▶ [Given task] Please extract every line of the data below that contains the string "reve".

▶ [Data provided]
━━━━━━━━

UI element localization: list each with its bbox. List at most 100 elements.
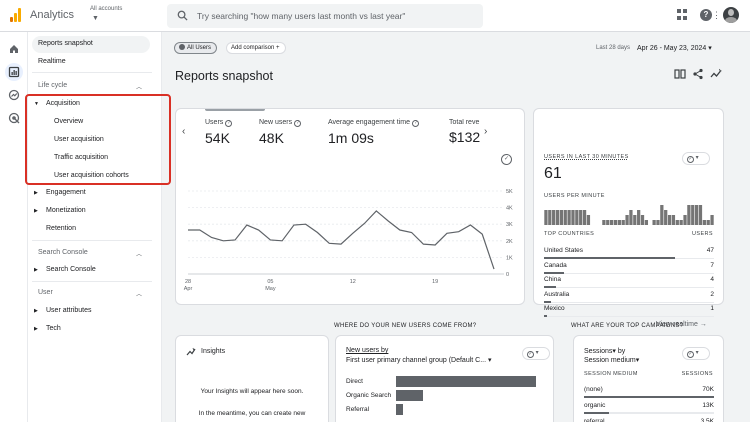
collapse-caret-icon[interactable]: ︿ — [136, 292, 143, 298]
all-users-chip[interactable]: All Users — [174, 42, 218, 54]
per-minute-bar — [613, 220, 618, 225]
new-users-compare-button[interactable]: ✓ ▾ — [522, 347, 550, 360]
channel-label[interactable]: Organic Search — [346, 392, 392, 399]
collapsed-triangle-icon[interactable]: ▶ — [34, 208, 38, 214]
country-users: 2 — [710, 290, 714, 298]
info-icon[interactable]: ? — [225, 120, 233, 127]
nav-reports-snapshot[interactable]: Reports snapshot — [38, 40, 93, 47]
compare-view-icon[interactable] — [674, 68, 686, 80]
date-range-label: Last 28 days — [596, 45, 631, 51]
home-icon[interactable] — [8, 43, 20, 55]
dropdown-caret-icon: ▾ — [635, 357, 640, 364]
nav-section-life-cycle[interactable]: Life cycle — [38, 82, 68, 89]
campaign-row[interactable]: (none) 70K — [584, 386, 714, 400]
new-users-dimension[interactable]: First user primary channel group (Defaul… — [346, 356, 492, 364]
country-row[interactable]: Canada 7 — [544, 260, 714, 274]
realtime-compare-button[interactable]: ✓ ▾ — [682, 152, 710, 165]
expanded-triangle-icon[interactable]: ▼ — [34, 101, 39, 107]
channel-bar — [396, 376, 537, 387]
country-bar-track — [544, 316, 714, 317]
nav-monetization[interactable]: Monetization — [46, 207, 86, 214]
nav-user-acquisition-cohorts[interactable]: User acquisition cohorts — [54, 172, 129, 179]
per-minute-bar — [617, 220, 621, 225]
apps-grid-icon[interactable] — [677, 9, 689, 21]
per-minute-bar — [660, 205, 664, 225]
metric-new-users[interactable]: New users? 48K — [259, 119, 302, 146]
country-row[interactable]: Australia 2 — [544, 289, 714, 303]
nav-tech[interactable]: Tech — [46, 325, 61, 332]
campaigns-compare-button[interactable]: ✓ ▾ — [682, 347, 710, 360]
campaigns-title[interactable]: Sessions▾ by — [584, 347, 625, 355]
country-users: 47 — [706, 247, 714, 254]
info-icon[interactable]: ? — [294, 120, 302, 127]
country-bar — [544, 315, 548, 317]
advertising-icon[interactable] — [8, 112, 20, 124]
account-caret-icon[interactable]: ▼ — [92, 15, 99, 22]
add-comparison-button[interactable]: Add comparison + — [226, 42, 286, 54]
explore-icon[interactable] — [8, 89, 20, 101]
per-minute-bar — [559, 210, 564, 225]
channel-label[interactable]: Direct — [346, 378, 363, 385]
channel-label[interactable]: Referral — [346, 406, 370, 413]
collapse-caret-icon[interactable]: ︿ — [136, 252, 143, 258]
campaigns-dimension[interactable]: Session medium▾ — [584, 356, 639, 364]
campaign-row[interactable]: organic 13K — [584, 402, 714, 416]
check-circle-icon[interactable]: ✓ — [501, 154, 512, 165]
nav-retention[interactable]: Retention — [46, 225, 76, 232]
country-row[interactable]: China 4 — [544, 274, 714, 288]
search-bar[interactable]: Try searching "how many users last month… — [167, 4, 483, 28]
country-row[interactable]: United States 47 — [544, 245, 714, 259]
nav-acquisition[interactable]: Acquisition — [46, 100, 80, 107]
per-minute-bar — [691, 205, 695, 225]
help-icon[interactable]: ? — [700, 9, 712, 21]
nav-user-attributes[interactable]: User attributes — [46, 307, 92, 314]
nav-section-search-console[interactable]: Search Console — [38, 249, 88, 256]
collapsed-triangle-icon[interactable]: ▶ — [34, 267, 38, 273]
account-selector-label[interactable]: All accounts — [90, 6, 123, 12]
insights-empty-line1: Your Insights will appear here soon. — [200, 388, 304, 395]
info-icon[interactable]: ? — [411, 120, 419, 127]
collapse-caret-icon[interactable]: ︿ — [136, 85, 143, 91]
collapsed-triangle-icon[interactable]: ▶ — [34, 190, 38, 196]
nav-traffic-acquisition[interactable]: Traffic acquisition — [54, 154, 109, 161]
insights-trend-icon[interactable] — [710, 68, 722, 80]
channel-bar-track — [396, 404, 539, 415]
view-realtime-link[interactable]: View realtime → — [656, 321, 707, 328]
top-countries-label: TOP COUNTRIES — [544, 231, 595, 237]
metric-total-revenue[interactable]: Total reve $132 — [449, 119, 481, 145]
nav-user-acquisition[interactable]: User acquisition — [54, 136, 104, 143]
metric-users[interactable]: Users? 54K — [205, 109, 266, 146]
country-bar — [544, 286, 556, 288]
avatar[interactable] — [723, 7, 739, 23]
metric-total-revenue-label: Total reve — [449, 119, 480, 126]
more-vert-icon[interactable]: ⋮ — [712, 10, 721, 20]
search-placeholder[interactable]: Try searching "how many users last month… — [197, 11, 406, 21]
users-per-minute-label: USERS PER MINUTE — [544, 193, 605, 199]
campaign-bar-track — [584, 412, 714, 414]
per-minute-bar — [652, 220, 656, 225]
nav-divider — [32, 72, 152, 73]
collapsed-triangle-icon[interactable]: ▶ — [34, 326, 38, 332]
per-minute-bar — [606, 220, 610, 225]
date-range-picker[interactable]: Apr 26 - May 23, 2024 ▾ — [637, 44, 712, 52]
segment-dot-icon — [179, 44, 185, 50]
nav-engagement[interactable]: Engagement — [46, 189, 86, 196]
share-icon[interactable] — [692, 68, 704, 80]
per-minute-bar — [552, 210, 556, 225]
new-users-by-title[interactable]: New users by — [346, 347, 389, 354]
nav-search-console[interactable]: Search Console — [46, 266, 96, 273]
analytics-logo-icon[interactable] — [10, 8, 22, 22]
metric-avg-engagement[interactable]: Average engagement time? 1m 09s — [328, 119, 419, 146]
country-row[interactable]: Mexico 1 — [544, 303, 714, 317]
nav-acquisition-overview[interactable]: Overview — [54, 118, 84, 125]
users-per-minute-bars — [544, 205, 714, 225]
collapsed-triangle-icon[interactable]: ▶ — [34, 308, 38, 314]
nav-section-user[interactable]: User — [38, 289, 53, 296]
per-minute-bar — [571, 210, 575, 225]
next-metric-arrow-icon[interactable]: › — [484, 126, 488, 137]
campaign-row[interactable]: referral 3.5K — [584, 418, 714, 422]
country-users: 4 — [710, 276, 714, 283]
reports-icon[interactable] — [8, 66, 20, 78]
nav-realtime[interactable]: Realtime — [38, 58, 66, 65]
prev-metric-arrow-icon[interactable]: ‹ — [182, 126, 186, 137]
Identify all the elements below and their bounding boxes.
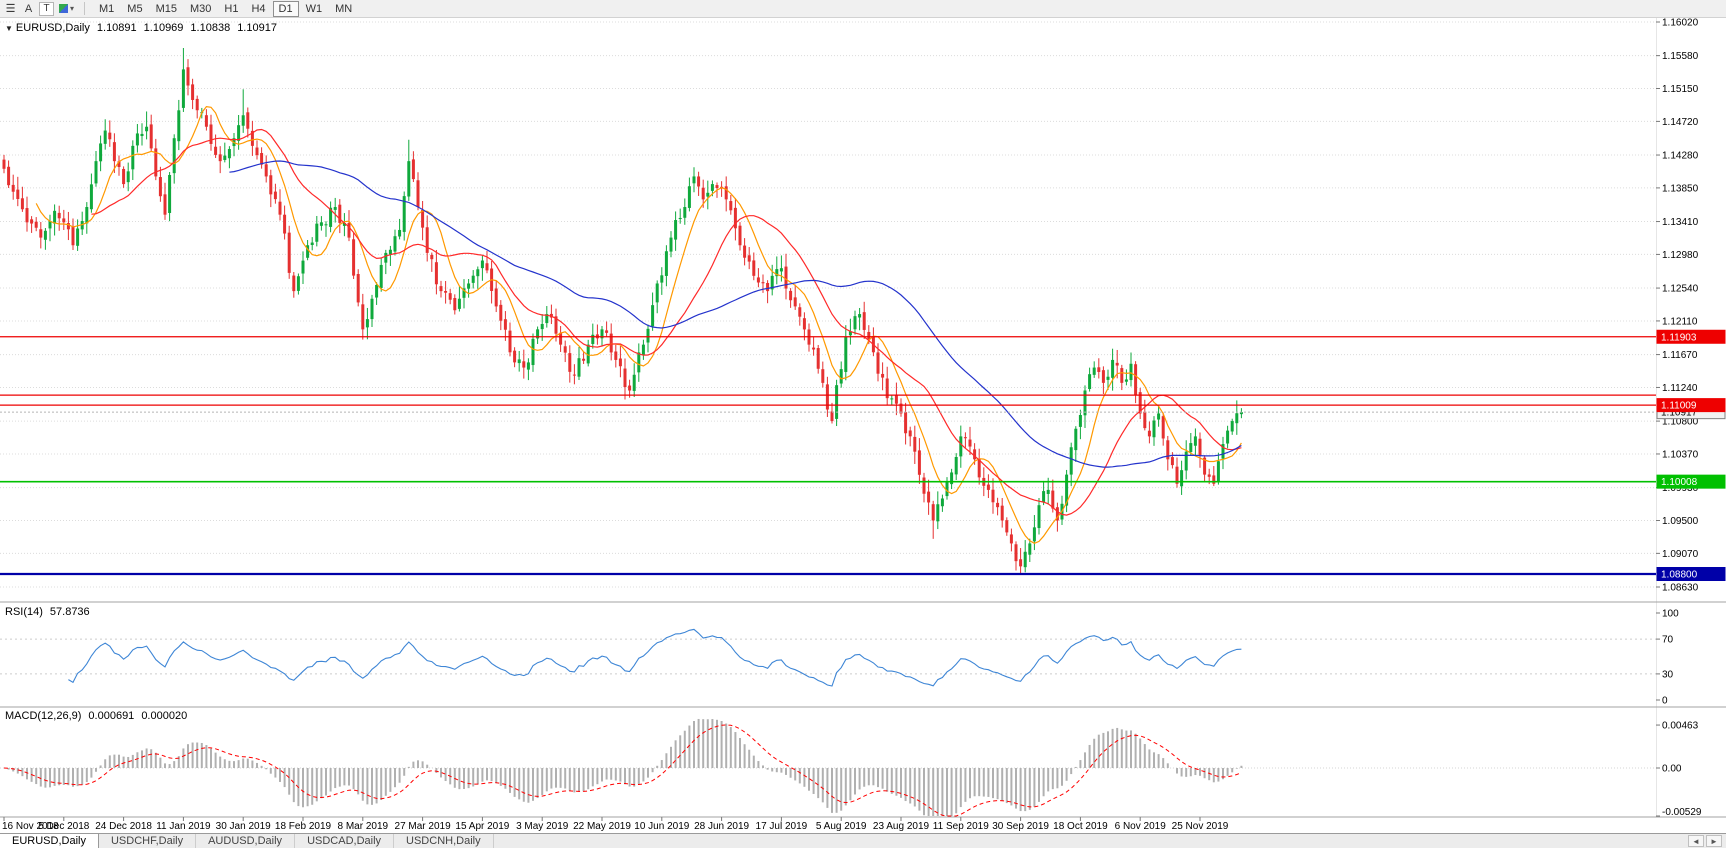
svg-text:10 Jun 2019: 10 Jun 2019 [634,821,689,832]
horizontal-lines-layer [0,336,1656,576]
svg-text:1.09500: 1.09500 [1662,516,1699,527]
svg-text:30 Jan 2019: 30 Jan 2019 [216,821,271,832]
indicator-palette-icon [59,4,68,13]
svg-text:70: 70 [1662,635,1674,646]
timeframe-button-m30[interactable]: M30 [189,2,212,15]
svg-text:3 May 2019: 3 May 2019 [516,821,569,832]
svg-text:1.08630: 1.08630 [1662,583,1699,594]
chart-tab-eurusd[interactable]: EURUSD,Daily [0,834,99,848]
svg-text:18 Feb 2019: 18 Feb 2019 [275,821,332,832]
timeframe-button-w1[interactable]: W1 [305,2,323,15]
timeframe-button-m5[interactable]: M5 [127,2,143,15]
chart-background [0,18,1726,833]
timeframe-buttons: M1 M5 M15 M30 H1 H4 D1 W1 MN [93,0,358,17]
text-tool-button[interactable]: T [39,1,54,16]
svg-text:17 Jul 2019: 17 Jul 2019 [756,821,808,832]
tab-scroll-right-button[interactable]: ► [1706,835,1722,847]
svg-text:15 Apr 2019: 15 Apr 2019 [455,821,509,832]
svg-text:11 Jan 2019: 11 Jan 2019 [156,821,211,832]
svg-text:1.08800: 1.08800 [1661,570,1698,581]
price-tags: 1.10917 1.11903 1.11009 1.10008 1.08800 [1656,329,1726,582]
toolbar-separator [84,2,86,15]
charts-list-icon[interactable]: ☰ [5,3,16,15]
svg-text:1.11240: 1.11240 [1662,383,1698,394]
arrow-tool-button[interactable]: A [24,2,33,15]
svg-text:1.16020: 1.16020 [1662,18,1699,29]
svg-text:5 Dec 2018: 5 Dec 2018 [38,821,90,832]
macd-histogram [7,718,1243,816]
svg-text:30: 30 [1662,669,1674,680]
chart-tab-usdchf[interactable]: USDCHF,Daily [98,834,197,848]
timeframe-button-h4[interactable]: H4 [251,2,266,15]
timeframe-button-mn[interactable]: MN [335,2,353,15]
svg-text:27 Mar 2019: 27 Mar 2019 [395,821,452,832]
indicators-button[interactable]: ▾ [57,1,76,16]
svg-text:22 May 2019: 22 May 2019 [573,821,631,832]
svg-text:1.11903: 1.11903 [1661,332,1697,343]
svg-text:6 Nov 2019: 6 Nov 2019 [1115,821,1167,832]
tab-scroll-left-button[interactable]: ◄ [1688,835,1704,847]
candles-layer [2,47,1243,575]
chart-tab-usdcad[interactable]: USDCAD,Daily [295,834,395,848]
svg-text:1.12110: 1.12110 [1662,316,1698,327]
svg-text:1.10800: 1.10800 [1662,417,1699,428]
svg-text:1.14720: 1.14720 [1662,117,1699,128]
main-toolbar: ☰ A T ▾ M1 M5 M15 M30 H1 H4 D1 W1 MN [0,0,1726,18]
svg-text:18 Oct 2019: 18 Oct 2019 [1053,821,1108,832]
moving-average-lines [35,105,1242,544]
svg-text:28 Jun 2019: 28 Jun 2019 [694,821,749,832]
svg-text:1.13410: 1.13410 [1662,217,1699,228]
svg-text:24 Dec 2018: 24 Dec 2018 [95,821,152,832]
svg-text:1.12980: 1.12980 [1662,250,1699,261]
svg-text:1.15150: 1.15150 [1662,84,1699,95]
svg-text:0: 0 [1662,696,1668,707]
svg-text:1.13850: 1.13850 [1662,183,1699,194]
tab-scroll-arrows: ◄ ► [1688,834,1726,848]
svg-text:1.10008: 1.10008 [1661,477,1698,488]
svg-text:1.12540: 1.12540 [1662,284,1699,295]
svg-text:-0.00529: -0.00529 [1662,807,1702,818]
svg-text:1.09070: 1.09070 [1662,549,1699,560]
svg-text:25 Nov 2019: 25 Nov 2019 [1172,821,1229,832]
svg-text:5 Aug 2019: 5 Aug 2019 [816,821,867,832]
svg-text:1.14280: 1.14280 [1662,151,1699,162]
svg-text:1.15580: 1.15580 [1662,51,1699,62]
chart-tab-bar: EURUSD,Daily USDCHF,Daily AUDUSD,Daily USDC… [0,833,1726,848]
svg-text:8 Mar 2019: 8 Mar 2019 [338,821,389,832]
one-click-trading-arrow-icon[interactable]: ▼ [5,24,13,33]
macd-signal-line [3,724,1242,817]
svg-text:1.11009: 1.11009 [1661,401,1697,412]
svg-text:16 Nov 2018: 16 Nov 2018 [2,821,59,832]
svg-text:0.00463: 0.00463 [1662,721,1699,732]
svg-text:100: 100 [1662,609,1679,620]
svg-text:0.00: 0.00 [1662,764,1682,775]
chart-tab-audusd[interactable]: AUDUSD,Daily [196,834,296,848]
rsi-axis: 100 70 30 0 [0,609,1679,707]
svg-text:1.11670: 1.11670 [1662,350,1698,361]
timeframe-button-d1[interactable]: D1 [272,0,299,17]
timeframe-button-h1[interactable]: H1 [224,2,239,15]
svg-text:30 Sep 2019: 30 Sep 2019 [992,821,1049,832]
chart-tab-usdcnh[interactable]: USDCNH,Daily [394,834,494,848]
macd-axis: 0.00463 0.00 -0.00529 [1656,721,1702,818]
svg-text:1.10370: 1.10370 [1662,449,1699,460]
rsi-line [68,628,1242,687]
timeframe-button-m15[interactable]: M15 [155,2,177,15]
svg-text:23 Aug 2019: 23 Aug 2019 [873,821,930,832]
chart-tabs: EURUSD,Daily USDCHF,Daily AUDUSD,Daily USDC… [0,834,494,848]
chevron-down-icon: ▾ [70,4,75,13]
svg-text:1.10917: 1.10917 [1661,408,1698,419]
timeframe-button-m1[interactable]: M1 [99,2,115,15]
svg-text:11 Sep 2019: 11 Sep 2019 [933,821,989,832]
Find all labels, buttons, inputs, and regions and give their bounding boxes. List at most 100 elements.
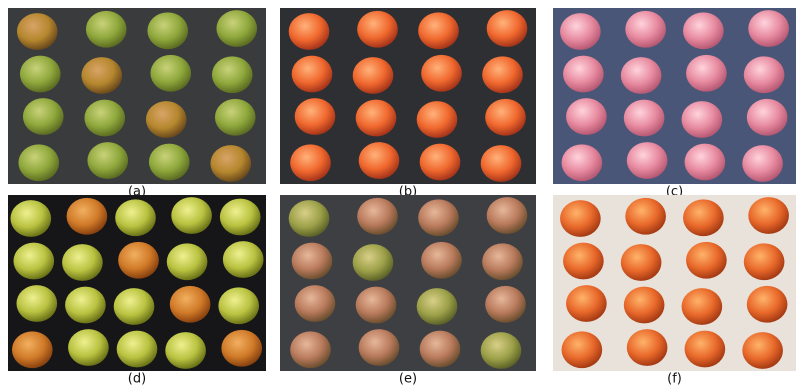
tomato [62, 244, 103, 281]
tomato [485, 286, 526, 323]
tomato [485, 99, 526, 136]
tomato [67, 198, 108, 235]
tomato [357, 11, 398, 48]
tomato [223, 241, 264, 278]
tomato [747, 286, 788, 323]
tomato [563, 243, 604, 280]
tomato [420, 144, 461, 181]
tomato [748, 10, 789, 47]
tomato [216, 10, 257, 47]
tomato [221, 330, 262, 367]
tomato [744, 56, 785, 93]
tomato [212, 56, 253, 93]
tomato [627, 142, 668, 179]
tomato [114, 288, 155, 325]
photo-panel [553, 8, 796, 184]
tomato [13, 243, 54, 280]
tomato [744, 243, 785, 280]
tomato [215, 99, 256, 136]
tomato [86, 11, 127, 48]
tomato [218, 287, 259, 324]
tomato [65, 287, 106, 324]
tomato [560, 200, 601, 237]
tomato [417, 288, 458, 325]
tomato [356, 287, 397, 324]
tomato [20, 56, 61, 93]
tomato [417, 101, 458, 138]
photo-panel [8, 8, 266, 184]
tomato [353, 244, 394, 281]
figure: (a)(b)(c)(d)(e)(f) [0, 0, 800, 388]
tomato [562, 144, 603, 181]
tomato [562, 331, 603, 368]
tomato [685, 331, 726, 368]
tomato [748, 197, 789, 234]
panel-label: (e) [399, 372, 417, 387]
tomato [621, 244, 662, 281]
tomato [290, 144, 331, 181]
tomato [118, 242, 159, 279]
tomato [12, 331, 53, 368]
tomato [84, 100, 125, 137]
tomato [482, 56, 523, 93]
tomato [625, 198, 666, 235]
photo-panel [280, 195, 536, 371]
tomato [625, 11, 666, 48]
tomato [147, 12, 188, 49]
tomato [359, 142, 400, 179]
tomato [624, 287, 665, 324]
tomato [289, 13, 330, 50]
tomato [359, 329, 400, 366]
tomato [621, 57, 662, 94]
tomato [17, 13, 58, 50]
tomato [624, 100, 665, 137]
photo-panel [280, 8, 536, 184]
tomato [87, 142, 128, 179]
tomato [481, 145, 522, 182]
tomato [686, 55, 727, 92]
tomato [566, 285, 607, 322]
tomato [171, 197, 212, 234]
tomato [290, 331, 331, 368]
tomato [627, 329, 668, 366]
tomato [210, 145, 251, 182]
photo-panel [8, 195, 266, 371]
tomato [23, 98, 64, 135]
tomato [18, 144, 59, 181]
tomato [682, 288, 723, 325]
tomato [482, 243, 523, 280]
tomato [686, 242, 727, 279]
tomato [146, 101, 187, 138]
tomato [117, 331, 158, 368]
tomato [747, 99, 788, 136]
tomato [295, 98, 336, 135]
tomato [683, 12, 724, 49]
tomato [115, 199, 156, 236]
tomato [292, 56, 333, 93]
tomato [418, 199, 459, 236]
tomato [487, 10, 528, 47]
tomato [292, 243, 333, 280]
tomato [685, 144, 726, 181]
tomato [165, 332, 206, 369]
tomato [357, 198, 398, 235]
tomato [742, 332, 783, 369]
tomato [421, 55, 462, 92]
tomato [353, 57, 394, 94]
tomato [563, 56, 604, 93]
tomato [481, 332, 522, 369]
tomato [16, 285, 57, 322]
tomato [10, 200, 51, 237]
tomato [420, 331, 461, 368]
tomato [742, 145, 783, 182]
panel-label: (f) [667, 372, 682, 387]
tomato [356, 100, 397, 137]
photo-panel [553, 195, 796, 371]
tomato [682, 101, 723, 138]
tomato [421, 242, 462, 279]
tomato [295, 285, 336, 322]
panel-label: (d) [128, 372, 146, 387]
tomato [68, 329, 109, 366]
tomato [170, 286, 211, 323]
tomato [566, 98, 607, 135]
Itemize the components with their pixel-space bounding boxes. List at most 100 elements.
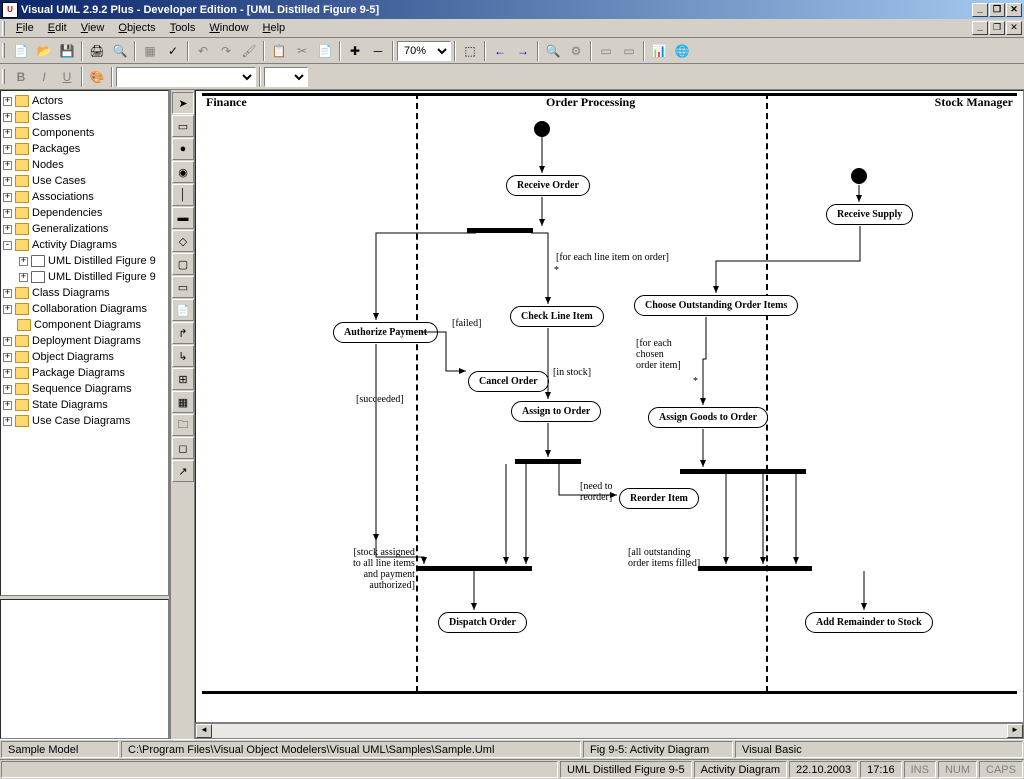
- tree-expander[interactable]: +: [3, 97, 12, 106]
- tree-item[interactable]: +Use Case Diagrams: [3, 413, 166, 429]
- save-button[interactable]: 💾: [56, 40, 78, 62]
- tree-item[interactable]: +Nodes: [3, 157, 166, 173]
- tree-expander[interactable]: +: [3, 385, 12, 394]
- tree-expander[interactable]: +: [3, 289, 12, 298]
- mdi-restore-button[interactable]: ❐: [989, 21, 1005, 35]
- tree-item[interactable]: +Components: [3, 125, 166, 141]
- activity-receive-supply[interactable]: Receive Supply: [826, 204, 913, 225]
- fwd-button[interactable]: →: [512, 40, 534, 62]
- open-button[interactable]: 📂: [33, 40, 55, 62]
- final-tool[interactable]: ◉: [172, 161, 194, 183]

━━━━━━━━

▶ [Written solution]
metric-total-revenue[interactable]: Total reve $132 — [449, 119, 481, 145]
metric-total-revenue-label: Total reve — [449, 119, 480, 126]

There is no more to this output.